-- What is expected --
Will you write out all the entries below exactly?

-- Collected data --
━━━━━━━━━━━━━━━━
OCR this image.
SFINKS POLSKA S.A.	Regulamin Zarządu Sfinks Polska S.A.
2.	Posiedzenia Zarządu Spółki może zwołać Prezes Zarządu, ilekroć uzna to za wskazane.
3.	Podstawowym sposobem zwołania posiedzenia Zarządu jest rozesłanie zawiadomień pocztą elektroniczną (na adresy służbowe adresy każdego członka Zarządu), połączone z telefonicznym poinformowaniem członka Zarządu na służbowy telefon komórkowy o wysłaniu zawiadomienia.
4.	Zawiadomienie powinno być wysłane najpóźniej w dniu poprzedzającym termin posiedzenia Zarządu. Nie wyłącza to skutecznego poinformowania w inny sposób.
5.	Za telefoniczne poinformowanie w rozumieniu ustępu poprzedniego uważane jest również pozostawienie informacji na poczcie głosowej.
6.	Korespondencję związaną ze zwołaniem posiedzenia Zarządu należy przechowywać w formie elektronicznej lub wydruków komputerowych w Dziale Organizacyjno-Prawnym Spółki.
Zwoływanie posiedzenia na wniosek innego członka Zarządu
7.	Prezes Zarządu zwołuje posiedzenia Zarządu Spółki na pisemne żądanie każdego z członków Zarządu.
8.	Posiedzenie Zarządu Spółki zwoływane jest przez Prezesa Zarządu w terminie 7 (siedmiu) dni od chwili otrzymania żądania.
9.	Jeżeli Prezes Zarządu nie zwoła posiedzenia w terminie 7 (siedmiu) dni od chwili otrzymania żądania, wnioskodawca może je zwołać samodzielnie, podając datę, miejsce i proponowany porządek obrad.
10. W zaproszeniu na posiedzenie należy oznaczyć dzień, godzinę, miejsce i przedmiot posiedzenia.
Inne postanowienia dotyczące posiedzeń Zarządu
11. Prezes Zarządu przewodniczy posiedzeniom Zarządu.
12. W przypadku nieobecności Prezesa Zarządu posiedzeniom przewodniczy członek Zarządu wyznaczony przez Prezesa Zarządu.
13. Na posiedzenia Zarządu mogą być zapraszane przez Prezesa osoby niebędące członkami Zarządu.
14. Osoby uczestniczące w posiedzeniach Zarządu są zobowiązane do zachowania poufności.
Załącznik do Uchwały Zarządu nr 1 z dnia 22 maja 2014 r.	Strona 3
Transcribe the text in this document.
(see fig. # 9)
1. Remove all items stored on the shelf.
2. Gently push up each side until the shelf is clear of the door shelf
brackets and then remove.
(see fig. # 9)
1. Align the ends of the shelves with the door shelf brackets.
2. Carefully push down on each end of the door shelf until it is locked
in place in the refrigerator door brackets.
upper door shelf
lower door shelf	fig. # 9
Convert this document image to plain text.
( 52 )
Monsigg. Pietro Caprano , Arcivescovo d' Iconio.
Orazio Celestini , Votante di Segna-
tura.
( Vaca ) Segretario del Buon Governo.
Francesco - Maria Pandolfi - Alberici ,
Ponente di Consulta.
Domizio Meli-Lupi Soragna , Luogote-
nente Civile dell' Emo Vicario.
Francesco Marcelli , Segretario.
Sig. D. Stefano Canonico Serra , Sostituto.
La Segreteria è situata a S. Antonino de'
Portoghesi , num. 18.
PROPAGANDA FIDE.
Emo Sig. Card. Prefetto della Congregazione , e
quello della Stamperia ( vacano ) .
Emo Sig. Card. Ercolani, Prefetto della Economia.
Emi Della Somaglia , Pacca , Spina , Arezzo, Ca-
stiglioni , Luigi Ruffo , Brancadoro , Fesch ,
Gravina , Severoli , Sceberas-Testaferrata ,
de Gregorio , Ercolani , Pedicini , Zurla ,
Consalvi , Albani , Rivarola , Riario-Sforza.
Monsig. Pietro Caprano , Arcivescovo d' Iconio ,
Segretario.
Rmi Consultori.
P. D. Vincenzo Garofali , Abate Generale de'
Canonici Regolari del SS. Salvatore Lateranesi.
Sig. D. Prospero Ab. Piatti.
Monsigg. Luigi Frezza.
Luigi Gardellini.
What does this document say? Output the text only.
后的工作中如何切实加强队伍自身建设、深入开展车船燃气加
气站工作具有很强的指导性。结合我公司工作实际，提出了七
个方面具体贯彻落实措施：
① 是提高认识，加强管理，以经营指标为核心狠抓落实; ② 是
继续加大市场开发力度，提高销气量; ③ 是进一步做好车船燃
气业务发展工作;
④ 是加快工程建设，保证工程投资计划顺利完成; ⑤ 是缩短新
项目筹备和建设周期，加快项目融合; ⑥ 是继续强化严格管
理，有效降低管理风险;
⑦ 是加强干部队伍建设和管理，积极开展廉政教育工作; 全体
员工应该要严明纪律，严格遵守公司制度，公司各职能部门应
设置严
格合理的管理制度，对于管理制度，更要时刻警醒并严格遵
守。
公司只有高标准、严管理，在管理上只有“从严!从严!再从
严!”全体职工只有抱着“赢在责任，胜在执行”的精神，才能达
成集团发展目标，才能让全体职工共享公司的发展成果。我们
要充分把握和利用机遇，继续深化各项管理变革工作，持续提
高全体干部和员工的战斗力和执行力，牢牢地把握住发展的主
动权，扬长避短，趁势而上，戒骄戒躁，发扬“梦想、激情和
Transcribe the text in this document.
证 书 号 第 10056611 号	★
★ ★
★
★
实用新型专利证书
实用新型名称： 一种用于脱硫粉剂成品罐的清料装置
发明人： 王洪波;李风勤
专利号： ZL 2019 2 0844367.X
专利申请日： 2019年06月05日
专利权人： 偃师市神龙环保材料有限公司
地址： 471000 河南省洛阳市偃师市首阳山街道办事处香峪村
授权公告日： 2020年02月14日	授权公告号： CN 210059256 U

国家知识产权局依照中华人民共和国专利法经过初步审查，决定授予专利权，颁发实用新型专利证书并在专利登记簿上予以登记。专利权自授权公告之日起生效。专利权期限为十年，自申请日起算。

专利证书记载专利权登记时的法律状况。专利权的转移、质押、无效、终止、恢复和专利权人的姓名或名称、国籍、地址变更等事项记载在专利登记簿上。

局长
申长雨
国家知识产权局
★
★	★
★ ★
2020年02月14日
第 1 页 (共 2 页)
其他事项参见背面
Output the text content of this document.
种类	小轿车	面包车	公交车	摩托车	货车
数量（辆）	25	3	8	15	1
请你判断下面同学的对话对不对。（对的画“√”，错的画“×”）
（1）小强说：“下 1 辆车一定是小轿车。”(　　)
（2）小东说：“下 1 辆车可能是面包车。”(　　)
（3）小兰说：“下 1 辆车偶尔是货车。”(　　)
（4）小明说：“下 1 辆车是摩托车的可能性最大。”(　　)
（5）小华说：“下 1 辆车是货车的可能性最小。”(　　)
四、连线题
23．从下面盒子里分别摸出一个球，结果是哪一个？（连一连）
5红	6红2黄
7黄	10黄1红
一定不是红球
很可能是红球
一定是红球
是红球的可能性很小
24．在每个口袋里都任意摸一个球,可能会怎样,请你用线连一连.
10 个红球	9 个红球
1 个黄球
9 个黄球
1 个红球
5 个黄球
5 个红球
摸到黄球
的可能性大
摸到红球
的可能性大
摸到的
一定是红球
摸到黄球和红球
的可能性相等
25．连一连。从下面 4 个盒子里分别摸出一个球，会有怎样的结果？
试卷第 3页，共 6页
━━━━━━━━━━━━━━━━
-- Complete answer --
OCR this image.
SFINKS POLSKA S.A.	Regulamin Zarządu Sfinks Polska S.A.
2.	Posiedzenia Zarządu Spółki może zwołać Prezes Zarządu, ilekroć uzna to za wskazane.
3.	Podstawowym sposobem zwołania posiedzenia Zarządu jest rozesłanie zawiadomień pocztą elektroniczną (na adresy służbowe adresy każdego członka Zarządu), połączone z telefonicznym poinformowaniem członka Zarządu na służbowy telefon komórkowy o wysłaniu zawiadomienia.
4.	Zawiadomienie powinno być wysłane najpóźniej w dniu poprzedzającym termin posiedzenia Zarządu. Nie wyłącza to skutecznego poinformowania w inny sposób.
5.	Za telefoniczne poinformowanie w rozumieniu ustępu poprzedniego uważane jest również pozostawienie informacji na poczcie głosowej.
6.	Korespondencję związaną ze zwołaniem posiedzenia Zarządu należy przechowywać w formie elektronicznej lub wydruków komputerowych w Dziale Organizacyjno-Prawnym Spółki.
Zwoływanie posiedzenia na wniosek innego członka Zarządu
7.	Prezes Zarządu zwołuje posiedzenia Zarządu Spółki na pisemne żądanie każdego z członków Zarządu.
8.	Posiedzenie Zarządu Spółki zwoływane jest przez Prezesa Zarządu w terminie 7 (siedmiu) dni od chwili otrzymania żądania.
9.	Jeżeli Prezes Zarządu nie zwoła posiedzenia w terminie 7 (siedmiu) dni od chwili otrzymania żądania, wnioskodawca może je zwołać samodzielnie, podając datę, miejsce i proponowany porządek obrad.
10. W zaproszeniu na posiedzenie należy oznaczyć dzień, godzinę, miejsce i przedmiot posiedzenia.
Inne postanowienia dotyczące posiedzeń Zarządu
11. Prezes Zarządu przewodniczy posiedzeniom Zarządu.
12. W przypadku nieobecności Prezesa Zarządu posiedzeniom przewodniczy członek Zarządu wyznaczony przez Prezesa Zarządu.
13. Na posiedzenia Zarządu mogą być zapraszane przez Prezesa osoby niebędące członkami Zarządu.
14. Osoby uczestniczące w posiedzeniach Zarządu są zobowiązane do zachowania poufności.
Załącznik do Uchwały Zarządu nr 1 z dnia 22 maja 2014 r.	Strona 3
Transcribe the text in this document.
(see fig. # 9)
1. Remove all items stored on the shelf.
2. Gently push up each side until the shelf is clear of the door shelf
brackets and then remove.
(see fig. # 9)
1. Align the ends of the shelves with the door shelf brackets.
2. Carefully push down on each end of the door shelf until it is locked
in place in the refrigerator door brackets.
upper door shelf
lower door shelf	fig. # 9
Convert this document image to plain text.
( 52 )
Monsigg. Pietro Caprano , Arcivescovo d' Iconio.
Orazio Celestini , Votante di Segna-
tura.
( Vaca ) Segretario del Buon Governo.
Francesco - Maria Pandolfi - Alberici ,
Ponente di Consulta.
Domizio Meli-Lupi Soragna , Luogote-
nente Civile dell' Emo Vicario.
Francesco Marcelli , Segretario.
Sig. D. Stefano Canonico Serra , Sostituto.
La Segreteria è situata a S. Antonino de'
Portoghesi , num. 18.
PROPAGANDA FIDE.
Emo Sig. Card. Prefetto della Congregazione , e
quello della Stamperia ( vacano ) .
Emo Sig. Card. Ercolani, Prefetto della Economia.
Emi Della Somaglia , Pacca , Spina , Arezzo, Ca-
stiglioni , Luigi Ruffo , Brancadoro , Fesch ,
Gravina , Severoli , Sceberas-Testaferrata ,
de Gregorio , Ercolani , Pedicini , Zurla ,
Consalvi , Albani , Rivarola , Riario-Sforza.
Monsig. Pietro Caprano , Arcivescovo d' Iconio ,
Segretario.
Rmi Consultori.
P. D. Vincenzo Garofali , Abate Generale de'
Canonici Regolari del SS. Salvatore Lateranesi.
Sig. D. Prospero Ab. Piatti.
Monsigg. Luigi Frezza.
Luigi Gardellini.
What does this document say? Output the text only.
后的工作中如何切实加强队伍自身建设、深入开展车船燃气加
气站工作具有很强的指导性。结合我公司工作实际，提出了七
个方面具体贯彻落实措施：
① 是提高认识，加强管理，以经营指标为核心狠抓落实; ② 是
继续加大市场开发力度，提高销气量; ③ 是进一步做好车船燃
气业务发展工作;
④ 是加快工程建设，保证工程投资计划顺利完成; ⑤ 是缩短新
项目筹备和建设周期，加快项目融合; ⑥ 是继续强化严格管
理，有效降低管理风险;
⑦ 是加强干部队伍建设和管理，积极开展廉政教育工作; 全体
员工应该要严明纪律，严格遵守公司制度，公司各职能部门应
设置严
格合理的管理制度，对于管理制度，更要时刻警醒并严格遵
守。
公司只有高标准、严管理，在管理上只有“从严!从严!再从
严!”全体职工只有抱着“赢在责任，胜在执行”的精神，才能达
成集团发展目标，才能让全体职工共享公司的发展成果。我们
要充分把握和利用机遇，继续深化各项管理变革工作，持续提
高全体干部和员工的战斗力和执行力，牢牢地把握住发展的主
动权，扬长避短，趁势而上，戒骄戒躁，发扬“梦想、激情和
Transcribe the text in this document.
证 书 号 第 10056611 号	★
★ ★
★
★
实用新型专利证书
实用新型名称： 一种用于脱硫粉剂成品罐的清料装置
发明人： 王洪波;李风勤
专利号： ZL 2019 2 0844367.X
专利申请日： 2019年06月05日
专利权人： 偃师市神龙环保材料有限公司
地址： 471000 河南省洛阳市偃师市首阳山街道办事处香峪村
授权公告日： 2020年02月14日	授权公告号： CN 210059256 U

国家知识产权局依照中华人民共和国专利法经过初步审查，决定授予专利权，颁发实用新型专利证书并在专利登记簿上予以登记。专利权自授权公告之日起生效。专利权期限为十年，自申请日起算。

专利证书记载专利权登记时的法律状况。专利权的转移、质押、无效、终止、恢复和专利权人的姓名或名称、国籍、地址变更等事项记载在专利登记簿上。

局长
申长雨
国家知识产权局
★
★	★
★ ★
2020年02月14日
第 1 页 (共 2 页)
其他事项参见背面
Output the text content of this document.
种类	小轿车	面包车	公交车	摩托车	货车
数量（辆）	25	3	8	15	1
请你判断下面同学的对话对不对。（对的画“√”，错的画“×”）
（1）小强说：“下 1 辆车一定是小轿车。”(　　)
（2）小东说：“下 1 辆车可能是面包车。”(　　)
（3）小兰说：“下 1 辆车偶尔是货车。”(　　)
（4）小明说：“下 1 辆车是摩托车的可能性最大。”(　　)
（5）小华说：“下 1 辆车是货车的可能性最小。”(　　)
四、连线题
23．从下面盒子里分别摸出一个球，结果是哪一个？（连一连）
5红	6红2黄
7黄	10黄1红
一定不是红球
很可能是红球
一定是红球
是红球的可能性很小
24．在每个口袋里都任意摸一个球,可能会怎样,请你用线连一连.
10 个红球	9 个红球
1 个黄球
9 个黄球
1 个红球
5 个黄球
5 个红球
摸到黄球
的可能性大
摸到红球
的可能性大
摸到的
一定是红球
摸到黄球和红球
的可能性相等
25．连一连。从下面 4 个盒子里分别摸出一个球，会有怎样的结果？
试卷第 3页，共 6页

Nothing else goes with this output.